--- Start of Dataset content ---
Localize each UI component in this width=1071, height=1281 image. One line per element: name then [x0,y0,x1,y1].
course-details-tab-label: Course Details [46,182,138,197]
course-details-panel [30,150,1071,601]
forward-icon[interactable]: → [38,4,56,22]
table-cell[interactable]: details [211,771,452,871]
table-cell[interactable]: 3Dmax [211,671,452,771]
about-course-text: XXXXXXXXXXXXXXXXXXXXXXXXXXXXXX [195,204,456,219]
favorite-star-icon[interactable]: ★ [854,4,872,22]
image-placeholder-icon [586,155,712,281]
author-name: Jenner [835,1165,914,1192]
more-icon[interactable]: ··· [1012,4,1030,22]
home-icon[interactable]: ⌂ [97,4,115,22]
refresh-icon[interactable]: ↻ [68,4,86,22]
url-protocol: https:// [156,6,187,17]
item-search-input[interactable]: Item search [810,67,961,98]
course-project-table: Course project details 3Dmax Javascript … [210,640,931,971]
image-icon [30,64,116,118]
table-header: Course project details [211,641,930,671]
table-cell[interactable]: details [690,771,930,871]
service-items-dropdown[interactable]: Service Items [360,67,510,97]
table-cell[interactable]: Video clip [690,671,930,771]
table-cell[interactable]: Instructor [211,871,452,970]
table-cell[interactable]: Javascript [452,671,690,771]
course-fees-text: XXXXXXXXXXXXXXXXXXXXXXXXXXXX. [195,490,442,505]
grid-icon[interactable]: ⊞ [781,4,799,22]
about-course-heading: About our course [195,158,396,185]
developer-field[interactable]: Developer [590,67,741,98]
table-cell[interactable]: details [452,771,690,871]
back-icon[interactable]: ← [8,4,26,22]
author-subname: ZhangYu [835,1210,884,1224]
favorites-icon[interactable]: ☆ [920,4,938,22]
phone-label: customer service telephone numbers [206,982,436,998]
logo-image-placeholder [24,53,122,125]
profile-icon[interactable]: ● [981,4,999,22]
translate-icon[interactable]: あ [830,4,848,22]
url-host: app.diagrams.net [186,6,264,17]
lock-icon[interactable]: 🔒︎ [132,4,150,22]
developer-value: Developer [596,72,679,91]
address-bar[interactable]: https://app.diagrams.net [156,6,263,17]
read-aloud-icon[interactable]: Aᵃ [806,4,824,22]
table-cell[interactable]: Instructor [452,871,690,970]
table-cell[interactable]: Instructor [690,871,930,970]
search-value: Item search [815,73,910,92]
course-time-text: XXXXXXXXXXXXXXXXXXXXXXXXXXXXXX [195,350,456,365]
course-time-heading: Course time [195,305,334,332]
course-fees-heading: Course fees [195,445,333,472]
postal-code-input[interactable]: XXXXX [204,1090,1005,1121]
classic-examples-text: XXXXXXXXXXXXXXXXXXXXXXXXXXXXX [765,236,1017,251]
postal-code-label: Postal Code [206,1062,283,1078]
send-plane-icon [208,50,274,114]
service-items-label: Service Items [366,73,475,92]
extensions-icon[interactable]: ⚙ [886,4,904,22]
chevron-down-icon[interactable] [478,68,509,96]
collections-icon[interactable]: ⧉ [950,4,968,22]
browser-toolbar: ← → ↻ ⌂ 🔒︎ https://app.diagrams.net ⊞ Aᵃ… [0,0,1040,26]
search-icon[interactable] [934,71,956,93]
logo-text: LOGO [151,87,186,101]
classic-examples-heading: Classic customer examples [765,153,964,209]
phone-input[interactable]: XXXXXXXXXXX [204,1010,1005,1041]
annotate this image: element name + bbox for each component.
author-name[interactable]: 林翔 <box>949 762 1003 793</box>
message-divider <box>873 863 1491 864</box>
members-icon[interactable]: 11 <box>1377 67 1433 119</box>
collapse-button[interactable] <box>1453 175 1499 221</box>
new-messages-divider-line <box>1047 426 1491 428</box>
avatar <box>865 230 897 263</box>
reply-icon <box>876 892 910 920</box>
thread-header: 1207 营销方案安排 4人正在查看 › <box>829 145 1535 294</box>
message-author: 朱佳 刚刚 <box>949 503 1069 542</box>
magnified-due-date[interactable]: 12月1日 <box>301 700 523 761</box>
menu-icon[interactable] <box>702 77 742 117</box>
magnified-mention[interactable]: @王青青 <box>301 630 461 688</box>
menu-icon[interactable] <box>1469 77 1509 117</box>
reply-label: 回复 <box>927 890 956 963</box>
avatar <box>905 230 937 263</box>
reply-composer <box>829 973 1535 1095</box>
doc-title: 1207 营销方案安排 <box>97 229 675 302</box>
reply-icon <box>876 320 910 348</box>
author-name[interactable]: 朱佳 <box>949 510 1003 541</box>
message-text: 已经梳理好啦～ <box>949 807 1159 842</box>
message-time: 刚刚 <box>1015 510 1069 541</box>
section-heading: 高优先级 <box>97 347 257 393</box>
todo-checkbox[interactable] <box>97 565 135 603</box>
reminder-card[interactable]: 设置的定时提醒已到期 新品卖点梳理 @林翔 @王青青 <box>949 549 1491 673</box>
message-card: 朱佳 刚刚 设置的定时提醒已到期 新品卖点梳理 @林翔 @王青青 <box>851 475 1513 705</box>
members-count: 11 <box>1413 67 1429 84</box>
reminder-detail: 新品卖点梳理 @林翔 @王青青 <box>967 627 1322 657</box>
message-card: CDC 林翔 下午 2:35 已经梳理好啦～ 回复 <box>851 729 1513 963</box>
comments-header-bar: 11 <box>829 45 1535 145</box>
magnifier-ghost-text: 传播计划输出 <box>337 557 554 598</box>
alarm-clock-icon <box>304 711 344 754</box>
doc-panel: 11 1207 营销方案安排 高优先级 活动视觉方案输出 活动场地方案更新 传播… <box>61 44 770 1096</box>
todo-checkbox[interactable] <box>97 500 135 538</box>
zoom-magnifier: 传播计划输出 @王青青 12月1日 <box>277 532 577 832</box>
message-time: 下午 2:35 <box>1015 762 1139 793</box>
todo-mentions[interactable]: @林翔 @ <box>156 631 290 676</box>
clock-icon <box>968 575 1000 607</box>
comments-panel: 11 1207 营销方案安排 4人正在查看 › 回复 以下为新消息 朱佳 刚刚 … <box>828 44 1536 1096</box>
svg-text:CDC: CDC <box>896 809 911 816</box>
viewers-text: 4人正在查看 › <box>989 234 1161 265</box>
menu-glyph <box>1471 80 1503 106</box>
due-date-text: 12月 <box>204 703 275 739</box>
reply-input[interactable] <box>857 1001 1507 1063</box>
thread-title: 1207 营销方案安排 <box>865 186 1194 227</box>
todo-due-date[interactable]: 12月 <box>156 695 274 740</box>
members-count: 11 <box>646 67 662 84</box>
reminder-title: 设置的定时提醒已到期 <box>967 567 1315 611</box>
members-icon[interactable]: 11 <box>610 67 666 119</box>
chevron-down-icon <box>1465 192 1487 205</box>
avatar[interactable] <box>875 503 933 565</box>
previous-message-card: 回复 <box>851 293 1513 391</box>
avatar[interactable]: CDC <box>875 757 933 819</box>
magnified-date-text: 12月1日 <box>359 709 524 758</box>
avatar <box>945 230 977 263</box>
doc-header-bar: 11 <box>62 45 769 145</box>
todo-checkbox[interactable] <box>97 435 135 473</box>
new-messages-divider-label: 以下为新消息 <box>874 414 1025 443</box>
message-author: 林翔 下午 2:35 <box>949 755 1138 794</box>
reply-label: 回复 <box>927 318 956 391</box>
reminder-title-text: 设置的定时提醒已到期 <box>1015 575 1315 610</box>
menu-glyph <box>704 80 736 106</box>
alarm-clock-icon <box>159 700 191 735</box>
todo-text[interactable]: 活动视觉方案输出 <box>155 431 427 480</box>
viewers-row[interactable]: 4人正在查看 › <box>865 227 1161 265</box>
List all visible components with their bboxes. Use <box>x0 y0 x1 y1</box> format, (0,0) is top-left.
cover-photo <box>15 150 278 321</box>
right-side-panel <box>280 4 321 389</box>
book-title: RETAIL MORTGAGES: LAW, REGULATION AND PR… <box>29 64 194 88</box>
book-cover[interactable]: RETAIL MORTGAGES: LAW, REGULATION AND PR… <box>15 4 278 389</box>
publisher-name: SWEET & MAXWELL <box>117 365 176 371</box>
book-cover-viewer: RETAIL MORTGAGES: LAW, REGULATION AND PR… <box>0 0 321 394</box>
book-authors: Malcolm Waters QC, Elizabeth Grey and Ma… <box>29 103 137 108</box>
--- End of Dataset content ---
Prompt>
Please rewrite the records from the start through the line containing "url-protocol: https:// [156,6,187,17]", with "interactable" renamed to "clickable" and nothing else changed.

Answer to this exercise>
Localize each UI component in this width=1071, height=1281 image. One line per element: name then [x0,y0,x1,y1].
course-details-tab-label: Course Details [46,182,138,197]
course-details-panel [30,150,1071,601]
forward-icon[clickable]: → [38,4,56,22]
table-cell[clickable]: details [211,771,452,871]
table-cell[clickable]: 3Dmax [211,671,452,771]
about-course-text: XXXXXXXXXXXXXXXXXXXXXXXXXXXXXX [195,204,456,219]
favorite-star-icon[clickable]: ★ [854,4,872,22]
image-placeholder-icon [586,155,712,281]
author-name: Jenner [835,1165,914,1192]
more-icon[clickable]: ··· [1012,4,1030,22]
home-icon[clickable]: ⌂ [97,4,115,22]
refresh-icon[clickable]: ↻ [68,4,86,22]
url-protocol: https:// [156,6,187,17]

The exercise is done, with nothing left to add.